- [Data entries]
☆ ☆ ☆ ☆ ☆ ☆ ☆

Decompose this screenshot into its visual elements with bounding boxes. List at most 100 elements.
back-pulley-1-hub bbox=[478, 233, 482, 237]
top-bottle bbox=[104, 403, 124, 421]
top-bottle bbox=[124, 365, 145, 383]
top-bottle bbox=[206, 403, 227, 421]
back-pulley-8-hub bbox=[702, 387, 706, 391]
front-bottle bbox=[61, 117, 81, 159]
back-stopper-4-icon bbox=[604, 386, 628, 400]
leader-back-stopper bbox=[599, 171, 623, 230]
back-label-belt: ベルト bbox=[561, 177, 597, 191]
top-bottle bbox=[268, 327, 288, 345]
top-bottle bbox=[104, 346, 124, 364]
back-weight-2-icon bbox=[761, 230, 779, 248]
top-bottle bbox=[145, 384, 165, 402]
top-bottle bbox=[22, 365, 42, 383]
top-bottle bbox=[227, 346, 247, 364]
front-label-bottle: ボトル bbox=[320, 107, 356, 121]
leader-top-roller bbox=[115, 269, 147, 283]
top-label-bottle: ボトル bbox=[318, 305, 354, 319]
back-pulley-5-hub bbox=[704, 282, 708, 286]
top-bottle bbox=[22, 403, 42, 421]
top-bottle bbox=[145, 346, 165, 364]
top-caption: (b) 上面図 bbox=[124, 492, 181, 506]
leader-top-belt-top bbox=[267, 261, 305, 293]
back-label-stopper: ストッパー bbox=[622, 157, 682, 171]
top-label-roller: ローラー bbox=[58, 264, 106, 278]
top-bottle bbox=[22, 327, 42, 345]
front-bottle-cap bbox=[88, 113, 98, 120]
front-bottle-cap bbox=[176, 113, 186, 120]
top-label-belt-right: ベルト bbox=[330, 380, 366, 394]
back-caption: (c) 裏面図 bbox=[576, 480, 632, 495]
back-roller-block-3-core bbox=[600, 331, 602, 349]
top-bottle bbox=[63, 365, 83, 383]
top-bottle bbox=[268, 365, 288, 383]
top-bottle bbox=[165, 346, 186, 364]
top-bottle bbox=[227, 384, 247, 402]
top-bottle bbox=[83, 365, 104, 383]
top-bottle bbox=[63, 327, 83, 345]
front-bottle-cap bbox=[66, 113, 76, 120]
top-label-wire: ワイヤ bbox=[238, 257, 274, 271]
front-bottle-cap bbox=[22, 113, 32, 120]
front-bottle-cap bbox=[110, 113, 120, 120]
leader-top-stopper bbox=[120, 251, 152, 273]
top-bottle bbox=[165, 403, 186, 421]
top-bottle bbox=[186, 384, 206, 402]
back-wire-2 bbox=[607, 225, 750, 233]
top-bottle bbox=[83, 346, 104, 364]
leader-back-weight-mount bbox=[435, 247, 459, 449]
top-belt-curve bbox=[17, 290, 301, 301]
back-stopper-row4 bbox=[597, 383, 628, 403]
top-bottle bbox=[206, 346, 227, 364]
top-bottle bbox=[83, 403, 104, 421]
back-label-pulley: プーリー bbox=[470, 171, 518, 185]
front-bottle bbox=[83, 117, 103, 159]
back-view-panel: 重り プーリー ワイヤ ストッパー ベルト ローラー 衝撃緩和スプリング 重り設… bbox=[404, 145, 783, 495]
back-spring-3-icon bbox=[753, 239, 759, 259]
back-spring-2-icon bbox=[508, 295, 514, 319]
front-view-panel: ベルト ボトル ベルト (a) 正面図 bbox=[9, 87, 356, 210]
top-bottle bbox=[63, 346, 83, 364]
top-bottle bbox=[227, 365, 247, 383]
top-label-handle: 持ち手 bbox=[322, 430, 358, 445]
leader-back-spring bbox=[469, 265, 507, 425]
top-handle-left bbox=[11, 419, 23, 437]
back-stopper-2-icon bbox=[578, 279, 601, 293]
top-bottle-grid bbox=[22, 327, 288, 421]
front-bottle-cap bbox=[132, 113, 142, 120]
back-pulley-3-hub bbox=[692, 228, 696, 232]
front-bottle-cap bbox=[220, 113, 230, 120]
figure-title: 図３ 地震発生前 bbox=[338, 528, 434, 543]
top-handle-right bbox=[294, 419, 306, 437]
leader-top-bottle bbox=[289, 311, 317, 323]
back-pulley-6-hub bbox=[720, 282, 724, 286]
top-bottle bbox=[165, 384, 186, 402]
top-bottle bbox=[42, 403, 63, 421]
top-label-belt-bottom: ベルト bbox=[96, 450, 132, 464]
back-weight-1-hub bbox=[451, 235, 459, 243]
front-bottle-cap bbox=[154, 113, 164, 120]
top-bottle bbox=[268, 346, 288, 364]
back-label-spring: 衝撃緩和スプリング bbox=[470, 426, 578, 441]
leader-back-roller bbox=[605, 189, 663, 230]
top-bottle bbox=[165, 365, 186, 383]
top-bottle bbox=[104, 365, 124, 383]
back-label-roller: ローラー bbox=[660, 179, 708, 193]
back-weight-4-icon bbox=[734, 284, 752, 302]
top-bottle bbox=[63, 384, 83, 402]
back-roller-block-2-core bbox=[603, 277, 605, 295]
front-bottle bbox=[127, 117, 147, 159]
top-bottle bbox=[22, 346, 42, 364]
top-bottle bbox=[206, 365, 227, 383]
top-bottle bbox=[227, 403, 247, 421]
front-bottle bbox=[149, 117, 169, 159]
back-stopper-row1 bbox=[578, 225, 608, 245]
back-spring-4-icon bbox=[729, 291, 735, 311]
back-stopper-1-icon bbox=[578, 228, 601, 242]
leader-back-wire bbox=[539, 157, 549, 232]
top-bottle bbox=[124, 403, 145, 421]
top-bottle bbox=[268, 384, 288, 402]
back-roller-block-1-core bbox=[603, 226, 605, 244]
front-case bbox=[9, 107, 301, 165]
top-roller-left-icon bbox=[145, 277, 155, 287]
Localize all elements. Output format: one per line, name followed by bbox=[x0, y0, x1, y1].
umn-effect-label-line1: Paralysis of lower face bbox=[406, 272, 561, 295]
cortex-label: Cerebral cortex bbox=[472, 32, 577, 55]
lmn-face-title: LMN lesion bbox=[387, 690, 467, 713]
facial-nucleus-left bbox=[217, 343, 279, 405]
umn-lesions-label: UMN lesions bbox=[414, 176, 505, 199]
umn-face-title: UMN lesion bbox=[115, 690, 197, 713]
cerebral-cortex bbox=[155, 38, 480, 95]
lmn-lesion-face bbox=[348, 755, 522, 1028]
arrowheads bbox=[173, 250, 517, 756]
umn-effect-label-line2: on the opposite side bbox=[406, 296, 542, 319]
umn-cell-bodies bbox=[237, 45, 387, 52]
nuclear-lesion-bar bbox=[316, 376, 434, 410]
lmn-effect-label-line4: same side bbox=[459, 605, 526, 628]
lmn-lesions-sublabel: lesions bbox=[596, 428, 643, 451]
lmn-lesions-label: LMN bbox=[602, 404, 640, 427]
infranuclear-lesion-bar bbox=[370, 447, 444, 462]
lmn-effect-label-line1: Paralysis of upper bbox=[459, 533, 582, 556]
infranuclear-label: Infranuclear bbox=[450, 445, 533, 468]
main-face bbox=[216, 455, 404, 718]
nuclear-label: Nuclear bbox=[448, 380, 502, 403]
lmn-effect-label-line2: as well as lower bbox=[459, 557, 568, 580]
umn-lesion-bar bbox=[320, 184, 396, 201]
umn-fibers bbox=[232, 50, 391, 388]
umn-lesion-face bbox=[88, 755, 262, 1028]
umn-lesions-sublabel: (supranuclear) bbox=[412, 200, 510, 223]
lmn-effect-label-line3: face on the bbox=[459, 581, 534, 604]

☆ ☆ ☆ ☆ ☆ ☆ ☆

- [Problem to work on] Reproduce every item above word for word, keeping each line unchanged.

- [Task output]
Decompose this screenshot into its visual elements with bounding boxes. List at most 100 elements.
back-pulley-1-hub bbox=[478, 233, 482, 237]
top-bottle bbox=[104, 403, 124, 421]
top-bottle bbox=[124, 365, 145, 383]
top-bottle bbox=[206, 403, 227, 421]
back-pulley-8-hub bbox=[702, 387, 706, 391]
front-bottle bbox=[61, 117, 81, 159]
back-stopper-4-icon bbox=[604, 386, 628, 400]
leader-back-stopper bbox=[599, 171, 623, 230]
back-label-belt: ベルト bbox=[561, 177, 597, 191]
top-bottle bbox=[268, 327, 288, 345]
top-bottle bbox=[104, 346, 124, 364]
back-weight-2-icon bbox=[761, 230, 779, 248]
top-bottle bbox=[145, 384, 165, 402]
top-bottle bbox=[22, 365, 42, 383]
top-bottle bbox=[227, 346, 247, 364]
front-label-bottle: ボトル bbox=[320, 107, 356, 121]
leader-top-roller bbox=[115, 269, 147, 283]
top-label-bottle: ボトル bbox=[318, 305, 354, 319]
back-pulley-5-hub bbox=[704, 282, 708, 286]
top-bottle bbox=[22, 403, 42, 421]
top-bottle bbox=[145, 346, 165, 364]
top-caption: (b) 上面図 bbox=[124, 492, 181, 506]
leader-top-belt-top bbox=[267, 261, 305, 293]
back-label-stopper: ストッパー bbox=[622, 157, 682, 171]
top-label-roller: ローラー bbox=[58, 264, 106, 278]
top-bottle bbox=[22, 327, 42, 345]
front-bottle-cap bbox=[88, 113, 98, 120]
front-bottle-cap bbox=[176, 113, 186, 120]
top-label-belt-right: ベルト bbox=[330, 380, 366, 394]
back-caption: (c) 裏面図 bbox=[576, 480, 632, 495]
back-roller-block-3-core bbox=[600, 331, 602, 349]
top-bottle bbox=[63, 365, 83, 383]
top-bottle bbox=[268, 365, 288, 383]
top-bottle bbox=[165, 346, 186, 364]
top-bottle bbox=[227, 384, 247, 402]
top-bottle bbox=[83, 365, 104, 383]
top-bottle bbox=[63, 327, 83, 345]
front-bottle-cap bbox=[66, 113, 76, 120]
top-label-wire: ワイヤ bbox=[238, 257, 274, 271]
front-bottle-cap bbox=[22, 113, 32, 120]
front-bottle-cap bbox=[110, 113, 120, 120]
leader-top-stopper bbox=[120, 251, 152, 273]
top-bottle bbox=[165, 403, 186, 421]
top-bottle bbox=[186, 384, 206, 402]
back-wire-2 bbox=[607, 225, 750, 233]
top-bottle bbox=[83, 346, 104, 364]
leader-back-weight-mount bbox=[435, 247, 459, 449]
top-belt-curve bbox=[17, 290, 301, 301]
back-stopper-row4 bbox=[597, 383, 628, 403]
top-bottle bbox=[206, 346, 227, 364]
top-bottle bbox=[83, 403, 104, 421]
back-label-pulley: プーリー bbox=[470, 171, 518, 185]
front-bottle bbox=[83, 117, 103, 159]
back-view-panel: 重り プーリー ワイヤ ストッパー ベルト ローラー 衝撃緩和スプリング 重り設… bbox=[404, 145, 783, 495]
back-spring-3-icon bbox=[753, 239, 759, 259]
back-spring-2-icon bbox=[508, 295, 514, 319]
front-view-panel: ベルト ボトル ベルト (a) 正面図 bbox=[9, 87, 356, 210]
top-bottle bbox=[63, 346, 83, 364]
top-bottle bbox=[227, 365, 247, 383]
top-label-handle: 持ち手 bbox=[322, 430, 358, 445]
leader-back-spring bbox=[469, 265, 507, 425]
top-handle-left bbox=[11, 419, 23, 437]
back-stopper-2-icon bbox=[578, 279, 601, 293]
top-bottle-grid bbox=[22, 327, 288, 421]
front-bottle-cap bbox=[132, 113, 142, 120]
back-pulley-3-hub bbox=[692, 228, 696, 232]
front-bottle-cap bbox=[220, 113, 230, 120]
figure-title: 図３ 地震発生前 bbox=[338, 528, 434, 543]
top-handle-right bbox=[294, 419, 306, 437]
leader-top-bottle bbox=[289, 311, 317, 323]
back-pulley-6-hub bbox=[720, 282, 724, 286]
top-bottle bbox=[165, 384, 186, 402]
top-bottle bbox=[42, 403, 63, 421]
top-label-belt-bottom: ベルト bbox=[96, 450, 132, 464]
back-weight-1-hub bbox=[451, 235, 459, 243]
front-bottle-cap bbox=[154, 113, 164, 120]
top-bottle bbox=[268, 346, 288, 364]
back-label-spring: 衝撃緩和スプリング bbox=[470, 426, 578, 441]
leader-back-roller bbox=[605, 189, 663, 230]
top-bottle bbox=[165, 365, 186, 383]
top-bottle bbox=[104, 365, 124, 383]
back-label-roller: ローラー bbox=[660, 179, 708, 193]
back-weight-4-icon bbox=[734, 284, 752, 302]
top-bottle bbox=[63, 384, 83, 402]
back-roller-block-2-core bbox=[603, 277, 605, 295]
front-bottle bbox=[127, 117, 147, 159]
top-bottle bbox=[22, 346, 42, 364]
top-bottle bbox=[206, 365, 227, 383]
top-bottle bbox=[227, 403, 247, 421]
front-bottle bbox=[149, 117, 169, 159]
back-stopper-row1 bbox=[578, 225, 608, 245]
back-spring-4-icon bbox=[729, 291, 735, 311]
back-stopper-1-icon bbox=[578, 228, 601, 242]
leader-back-wire bbox=[539, 157, 549, 232]
top-bottle bbox=[124, 403, 145, 421]
top-bottle bbox=[268, 384, 288, 402]
back-roller-block-1-core bbox=[603, 226, 605, 244]
front-case bbox=[9, 107, 301, 165]
top-roller-left-icon bbox=[145, 277, 155, 287]
Localize all elements. Output format: one per line, name followed by bbox=[x0, y0, x1, y1].
umn-effect-label-line1: Paralysis of lower face bbox=[406, 272, 561, 295]
cortex-label: Cerebral cortex bbox=[472, 32, 577, 55]
lmn-face-title: LMN lesion bbox=[387, 690, 467, 713]
facial-nucleus-left bbox=[217, 343, 279, 405]
umn-lesions-label: UMN lesions bbox=[414, 176, 505, 199]
umn-face-title: UMN lesion bbox=[115, 690, 197, 713]
cerebral-cortex bbox=[155, 38, 480, 95]
lmn-lesion-face bbox=[348, 755, 522, 1028]
arrowheads bbox=[173, 250, 517, 756]
umn-effect-label-line2: on the opposite side bbox=[406, 296, 542, 319]
umn-cell-bodies bbox=[237, 45, 387, 52]
nuclear-lesion-bar bbox=[316, 376, 434, 410]
lmn-effect-label-line4: same side bbox=[459, 605, 526, 628]
lmn-lesions-sublabel: lesions bbox=[596, 428, 643, 451]
lmn-lesions-label: LMN bbox=[602, 404, 640, 427]
infranuclear-lesion-bar bbox=[370, 447, 444, 462]
lmn-effect-label-line1: Paralysis of upper bbox=[459, 533, 582, 556]
infranuclear-label: Infranuclear bbox=[450, 445, 533, 468]
main-face bbox=[216, 455, 404, 718]
nuclear-label: Nuclear bbox=[448, 380, 502, 403]
lmn-effect-label-line2: as well as lower bbox=[459, 557, 568, 580]
umn-lesion-bar bbox=[320, 184, 396, 201]
umn-fibers bbox=[232, 50, 391, 388]
umn-lesion-face bbox=[88, 755, 262, 1028]
umn-lesions-sublabel: (supranuclear) bbox=[412, 200, 510, 223]
lmn-effect-label-line3: face on the bbox=[459, 581, 534, 604]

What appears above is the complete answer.